— start of THE DATA —

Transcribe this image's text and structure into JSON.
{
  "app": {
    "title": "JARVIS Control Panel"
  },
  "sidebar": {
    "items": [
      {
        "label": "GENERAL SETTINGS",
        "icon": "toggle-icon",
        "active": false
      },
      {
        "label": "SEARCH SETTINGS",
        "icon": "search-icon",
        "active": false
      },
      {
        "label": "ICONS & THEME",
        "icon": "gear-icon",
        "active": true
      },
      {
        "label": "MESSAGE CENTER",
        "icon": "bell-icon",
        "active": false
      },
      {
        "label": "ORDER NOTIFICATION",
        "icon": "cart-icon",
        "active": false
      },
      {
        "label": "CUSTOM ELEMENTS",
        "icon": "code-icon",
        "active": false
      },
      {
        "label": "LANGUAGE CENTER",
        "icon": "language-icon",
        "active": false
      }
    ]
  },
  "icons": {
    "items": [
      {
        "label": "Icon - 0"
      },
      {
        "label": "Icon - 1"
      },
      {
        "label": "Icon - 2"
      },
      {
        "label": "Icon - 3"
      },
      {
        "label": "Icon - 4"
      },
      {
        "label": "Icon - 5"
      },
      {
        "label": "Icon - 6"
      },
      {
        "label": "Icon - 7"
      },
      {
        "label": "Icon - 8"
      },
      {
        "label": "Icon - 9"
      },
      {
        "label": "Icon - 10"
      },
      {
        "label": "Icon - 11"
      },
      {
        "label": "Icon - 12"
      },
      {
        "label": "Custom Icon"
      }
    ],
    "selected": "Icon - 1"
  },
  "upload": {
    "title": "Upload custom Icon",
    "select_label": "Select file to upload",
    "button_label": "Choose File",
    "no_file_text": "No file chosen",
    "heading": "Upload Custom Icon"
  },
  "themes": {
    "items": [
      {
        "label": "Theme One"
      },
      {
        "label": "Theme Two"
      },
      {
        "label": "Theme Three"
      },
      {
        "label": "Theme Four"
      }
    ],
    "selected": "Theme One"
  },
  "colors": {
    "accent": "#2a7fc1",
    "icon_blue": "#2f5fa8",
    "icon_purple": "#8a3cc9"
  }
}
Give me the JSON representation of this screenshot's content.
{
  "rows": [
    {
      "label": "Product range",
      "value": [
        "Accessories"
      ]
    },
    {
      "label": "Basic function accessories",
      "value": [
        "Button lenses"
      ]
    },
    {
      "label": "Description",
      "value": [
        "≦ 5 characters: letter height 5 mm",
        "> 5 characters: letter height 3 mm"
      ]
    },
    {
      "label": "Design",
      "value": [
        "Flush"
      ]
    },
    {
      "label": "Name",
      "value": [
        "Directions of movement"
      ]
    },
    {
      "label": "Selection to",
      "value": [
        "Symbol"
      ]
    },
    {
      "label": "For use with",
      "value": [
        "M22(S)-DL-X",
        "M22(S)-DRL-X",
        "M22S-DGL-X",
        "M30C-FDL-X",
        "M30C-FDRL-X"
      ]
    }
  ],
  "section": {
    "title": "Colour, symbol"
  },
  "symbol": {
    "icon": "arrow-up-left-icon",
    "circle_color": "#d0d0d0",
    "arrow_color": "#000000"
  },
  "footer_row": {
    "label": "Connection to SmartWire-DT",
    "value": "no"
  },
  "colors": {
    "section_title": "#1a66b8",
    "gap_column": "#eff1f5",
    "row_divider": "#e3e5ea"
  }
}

— end of THE DATA —

--- AIM ---
List every line above that holds the word "letter".

--- ANSWER TO THIS EXERCISE ---
        "≦ 5 characters: letter height 5 mm",
        "> 5 characters: letter height 3 mm"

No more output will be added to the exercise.